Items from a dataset
-- Start --
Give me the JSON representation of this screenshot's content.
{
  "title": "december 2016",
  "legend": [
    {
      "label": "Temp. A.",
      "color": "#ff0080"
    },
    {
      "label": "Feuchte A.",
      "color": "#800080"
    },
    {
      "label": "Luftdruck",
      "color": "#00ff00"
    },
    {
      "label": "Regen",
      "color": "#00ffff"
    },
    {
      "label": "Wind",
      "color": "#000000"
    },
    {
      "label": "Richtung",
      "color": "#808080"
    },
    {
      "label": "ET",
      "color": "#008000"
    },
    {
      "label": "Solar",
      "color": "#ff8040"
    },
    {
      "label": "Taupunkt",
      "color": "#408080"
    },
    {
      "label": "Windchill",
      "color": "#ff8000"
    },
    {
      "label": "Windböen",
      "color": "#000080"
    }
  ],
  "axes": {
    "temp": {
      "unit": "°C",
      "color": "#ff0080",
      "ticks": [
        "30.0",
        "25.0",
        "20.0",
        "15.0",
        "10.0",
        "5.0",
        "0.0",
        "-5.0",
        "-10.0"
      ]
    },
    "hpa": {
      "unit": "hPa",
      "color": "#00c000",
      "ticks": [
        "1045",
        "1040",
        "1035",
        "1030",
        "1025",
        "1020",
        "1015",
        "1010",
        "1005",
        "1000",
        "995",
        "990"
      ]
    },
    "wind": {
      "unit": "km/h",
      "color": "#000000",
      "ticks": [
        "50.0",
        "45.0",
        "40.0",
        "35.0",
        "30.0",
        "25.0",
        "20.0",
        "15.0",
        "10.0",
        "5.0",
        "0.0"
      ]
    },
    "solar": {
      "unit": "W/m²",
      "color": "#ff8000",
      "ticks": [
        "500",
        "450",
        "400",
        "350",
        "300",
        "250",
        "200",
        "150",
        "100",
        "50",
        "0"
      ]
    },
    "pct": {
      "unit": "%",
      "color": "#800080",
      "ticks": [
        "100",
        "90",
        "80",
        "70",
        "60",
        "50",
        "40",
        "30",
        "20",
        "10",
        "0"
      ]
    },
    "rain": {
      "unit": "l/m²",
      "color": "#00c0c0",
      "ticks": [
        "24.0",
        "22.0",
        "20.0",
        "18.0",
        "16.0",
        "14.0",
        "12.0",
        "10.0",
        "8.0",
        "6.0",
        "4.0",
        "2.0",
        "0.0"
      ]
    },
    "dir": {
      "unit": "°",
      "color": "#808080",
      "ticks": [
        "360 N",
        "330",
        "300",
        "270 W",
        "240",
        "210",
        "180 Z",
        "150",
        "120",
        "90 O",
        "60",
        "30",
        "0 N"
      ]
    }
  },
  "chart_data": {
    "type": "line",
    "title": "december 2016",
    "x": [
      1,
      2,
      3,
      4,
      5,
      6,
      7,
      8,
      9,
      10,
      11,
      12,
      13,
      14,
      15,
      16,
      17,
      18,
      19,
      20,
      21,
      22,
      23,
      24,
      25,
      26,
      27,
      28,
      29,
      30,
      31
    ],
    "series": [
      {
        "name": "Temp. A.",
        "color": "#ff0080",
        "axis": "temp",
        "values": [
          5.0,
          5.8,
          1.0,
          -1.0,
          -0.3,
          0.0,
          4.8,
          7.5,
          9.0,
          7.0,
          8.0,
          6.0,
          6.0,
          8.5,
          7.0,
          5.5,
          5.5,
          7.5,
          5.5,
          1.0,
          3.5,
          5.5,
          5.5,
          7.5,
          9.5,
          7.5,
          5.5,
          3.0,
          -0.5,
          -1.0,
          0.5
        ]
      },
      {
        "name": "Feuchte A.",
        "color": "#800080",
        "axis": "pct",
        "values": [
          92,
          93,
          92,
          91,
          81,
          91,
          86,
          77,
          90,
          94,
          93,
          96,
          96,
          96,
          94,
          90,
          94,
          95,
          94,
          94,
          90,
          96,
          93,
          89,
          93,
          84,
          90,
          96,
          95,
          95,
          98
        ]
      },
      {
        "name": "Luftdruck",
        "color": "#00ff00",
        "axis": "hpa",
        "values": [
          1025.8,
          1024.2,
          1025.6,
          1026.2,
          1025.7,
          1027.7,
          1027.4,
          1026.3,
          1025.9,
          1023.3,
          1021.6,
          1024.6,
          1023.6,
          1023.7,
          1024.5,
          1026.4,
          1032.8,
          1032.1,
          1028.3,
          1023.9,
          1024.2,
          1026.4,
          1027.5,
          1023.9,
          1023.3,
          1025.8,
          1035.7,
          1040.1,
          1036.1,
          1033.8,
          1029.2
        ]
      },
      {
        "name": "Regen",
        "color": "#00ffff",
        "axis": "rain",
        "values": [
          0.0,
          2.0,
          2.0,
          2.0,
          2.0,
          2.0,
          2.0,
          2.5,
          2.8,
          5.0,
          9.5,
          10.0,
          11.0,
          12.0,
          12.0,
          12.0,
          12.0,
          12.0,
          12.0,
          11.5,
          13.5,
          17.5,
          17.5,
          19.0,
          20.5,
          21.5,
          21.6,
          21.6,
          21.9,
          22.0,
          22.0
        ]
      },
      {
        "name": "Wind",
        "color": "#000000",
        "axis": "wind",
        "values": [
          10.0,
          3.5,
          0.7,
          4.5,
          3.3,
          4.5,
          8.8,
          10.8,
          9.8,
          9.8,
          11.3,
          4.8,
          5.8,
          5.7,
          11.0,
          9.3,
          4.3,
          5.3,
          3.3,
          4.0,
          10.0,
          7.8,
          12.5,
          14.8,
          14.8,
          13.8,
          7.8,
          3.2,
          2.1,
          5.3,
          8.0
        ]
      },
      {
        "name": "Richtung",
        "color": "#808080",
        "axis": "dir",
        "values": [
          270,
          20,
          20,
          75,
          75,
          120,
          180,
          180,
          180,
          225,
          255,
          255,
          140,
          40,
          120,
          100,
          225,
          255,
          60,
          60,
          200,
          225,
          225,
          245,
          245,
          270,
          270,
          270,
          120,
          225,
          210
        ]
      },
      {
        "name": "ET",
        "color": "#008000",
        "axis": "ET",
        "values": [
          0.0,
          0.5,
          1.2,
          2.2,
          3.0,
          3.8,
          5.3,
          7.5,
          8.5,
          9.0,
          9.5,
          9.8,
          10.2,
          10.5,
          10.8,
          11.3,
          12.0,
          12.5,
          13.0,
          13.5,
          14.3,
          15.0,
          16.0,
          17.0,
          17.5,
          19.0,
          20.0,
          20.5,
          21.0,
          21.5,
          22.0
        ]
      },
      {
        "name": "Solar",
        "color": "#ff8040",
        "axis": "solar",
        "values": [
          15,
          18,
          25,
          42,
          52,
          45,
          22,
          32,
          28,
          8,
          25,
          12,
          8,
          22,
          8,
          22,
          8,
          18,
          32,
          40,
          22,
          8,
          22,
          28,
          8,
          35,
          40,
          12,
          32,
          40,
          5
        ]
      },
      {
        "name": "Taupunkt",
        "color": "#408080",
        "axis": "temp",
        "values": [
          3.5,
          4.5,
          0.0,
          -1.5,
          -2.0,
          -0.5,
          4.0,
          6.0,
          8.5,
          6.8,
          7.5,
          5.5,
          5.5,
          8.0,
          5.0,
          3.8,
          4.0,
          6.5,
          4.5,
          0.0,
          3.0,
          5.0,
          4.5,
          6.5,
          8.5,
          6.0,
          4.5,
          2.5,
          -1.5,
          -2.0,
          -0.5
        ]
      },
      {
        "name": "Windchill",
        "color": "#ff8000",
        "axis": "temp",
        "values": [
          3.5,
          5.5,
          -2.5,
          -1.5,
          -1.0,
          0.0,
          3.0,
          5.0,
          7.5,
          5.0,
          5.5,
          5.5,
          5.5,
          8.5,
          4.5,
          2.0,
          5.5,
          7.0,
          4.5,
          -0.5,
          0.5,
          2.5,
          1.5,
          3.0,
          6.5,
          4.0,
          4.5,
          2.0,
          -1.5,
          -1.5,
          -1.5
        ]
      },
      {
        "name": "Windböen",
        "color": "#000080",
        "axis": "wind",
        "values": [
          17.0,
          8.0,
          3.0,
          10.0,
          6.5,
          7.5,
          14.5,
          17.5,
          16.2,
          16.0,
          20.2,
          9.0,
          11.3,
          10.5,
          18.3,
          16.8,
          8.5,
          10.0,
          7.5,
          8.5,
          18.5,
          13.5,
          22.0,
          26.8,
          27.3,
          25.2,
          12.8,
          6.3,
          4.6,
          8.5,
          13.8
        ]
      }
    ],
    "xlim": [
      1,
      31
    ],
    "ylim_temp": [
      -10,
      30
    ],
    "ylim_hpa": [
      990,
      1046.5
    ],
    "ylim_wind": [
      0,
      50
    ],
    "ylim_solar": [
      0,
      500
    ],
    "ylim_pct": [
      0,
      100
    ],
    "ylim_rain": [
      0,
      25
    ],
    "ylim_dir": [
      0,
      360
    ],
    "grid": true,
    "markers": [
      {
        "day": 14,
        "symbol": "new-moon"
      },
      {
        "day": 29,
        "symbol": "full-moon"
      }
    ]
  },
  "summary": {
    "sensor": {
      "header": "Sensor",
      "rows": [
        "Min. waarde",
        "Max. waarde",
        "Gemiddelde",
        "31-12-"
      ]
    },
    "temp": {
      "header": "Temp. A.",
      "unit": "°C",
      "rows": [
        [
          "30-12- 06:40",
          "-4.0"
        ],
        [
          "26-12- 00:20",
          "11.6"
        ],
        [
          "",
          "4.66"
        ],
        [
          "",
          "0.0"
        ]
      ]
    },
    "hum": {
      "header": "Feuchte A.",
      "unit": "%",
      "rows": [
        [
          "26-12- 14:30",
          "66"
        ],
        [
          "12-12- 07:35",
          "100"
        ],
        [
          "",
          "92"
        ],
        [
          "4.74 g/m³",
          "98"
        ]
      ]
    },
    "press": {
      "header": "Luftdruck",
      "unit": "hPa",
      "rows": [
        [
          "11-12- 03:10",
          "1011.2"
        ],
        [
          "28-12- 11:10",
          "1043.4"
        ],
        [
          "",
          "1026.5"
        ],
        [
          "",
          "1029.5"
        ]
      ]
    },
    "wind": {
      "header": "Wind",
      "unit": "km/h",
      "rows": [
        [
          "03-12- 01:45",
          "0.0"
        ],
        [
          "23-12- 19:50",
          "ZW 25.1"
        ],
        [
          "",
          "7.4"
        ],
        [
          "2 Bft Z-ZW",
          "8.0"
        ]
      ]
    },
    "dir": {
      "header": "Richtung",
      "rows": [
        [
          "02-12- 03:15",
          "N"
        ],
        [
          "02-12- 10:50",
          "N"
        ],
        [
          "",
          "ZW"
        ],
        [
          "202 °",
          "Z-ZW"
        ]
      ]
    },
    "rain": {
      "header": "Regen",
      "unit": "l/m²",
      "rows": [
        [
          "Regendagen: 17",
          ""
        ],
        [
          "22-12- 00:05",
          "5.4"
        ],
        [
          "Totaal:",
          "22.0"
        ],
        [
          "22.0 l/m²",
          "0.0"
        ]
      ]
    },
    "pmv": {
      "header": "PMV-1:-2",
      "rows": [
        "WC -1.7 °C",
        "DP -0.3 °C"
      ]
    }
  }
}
-- End --
## Directions for this task
Pull out each line containing the word "header" and copy it.

## The result
      "header": "Sensor",
      "header": "Temp. A.",
      "header": "Feuchte A.",
      "header": "Luftdruck",
      "header": "Wind",
      "header": "Richtung",
      "header": "Regen",
      "header": "PMV-1:-2",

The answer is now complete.